(Records from a collection of figures)

#####

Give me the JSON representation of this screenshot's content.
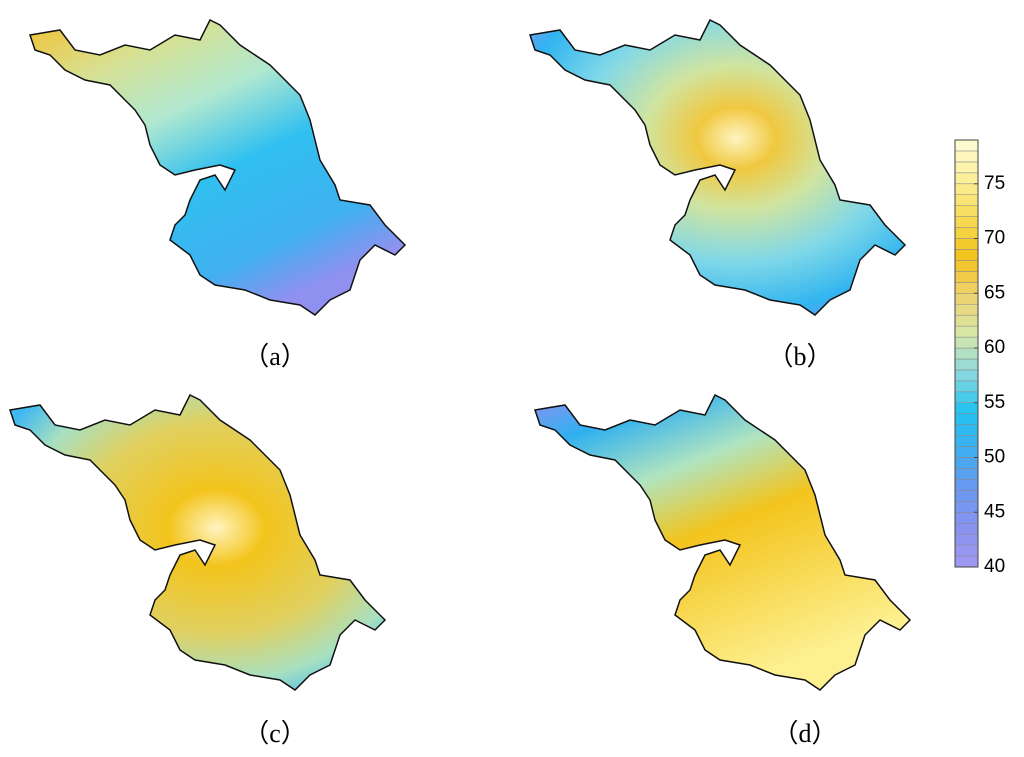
{
  "panels": [
    {
      "label": "（a）"
    },
    {
      "label": "（b）"
    },
    {
      "label": "（c）"
    },
    {
      "label": "（d）"
    }
  ],
  "colorbar": {
    "range": [
      40,
      79
    ],
    "ticks": [
      40,
      45,
      50,
      55,
      60,
      65,
      70,
      75
    ],
    "colors": [
      "#a09af2",
      "#8a92f0",
      "#6a98f0",
      "#40aef0",
      "#22c2ef",
      "#8ad8e0",
      "#d8e8a8",
      "#eed270",
      "#f3c21c",
      "#f6dc58",
      "#fbef9a",
      "#fffcd8"
    ]
  }
}
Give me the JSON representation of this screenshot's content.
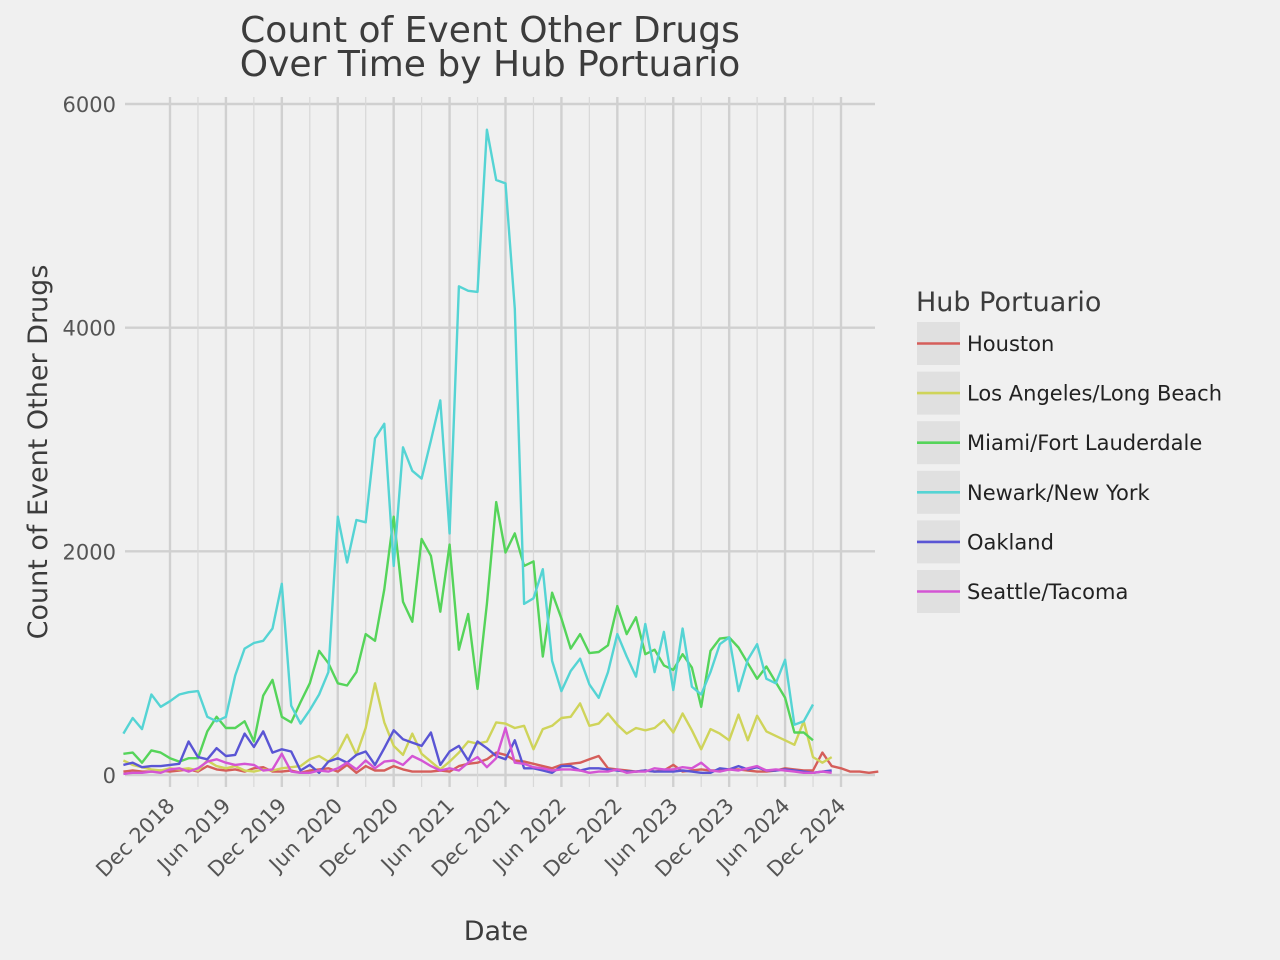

#####

[REQUIREMENT]
The records above need to be given again exactly. Omit the pictures.

[ANSWER FOR THIS EXERCISE]
Give me the JSON representation of this screenshot's content.
{
  "panels": [
    {
      "label": "（a）"
    },
    {
      "label": "（b）"
    },
    {
      "label": "（c）"
    },
    {
      "label": "（d）"
    }
  ],
  "colorbar": {
    "range": [
      40,
      79
    ],
    "ticks": [
      40,
      45,
      50,
      55,
      60,
      65,
      70,
      75
    ],
    "colors": [
      "#a09af2",
      "#8a92f0",
      "#6a98f0",
      "#40aef0",
      "#22c2ef",
      "#8ad8e0",
      "#d8e8a8",
      "#eed270",
      "#f3c21c",
      "#f6dc58",
      "#fbef9a",
      "#fffcd8"
    ]
  }
}
Give me the JSON representation of this screenshot's content.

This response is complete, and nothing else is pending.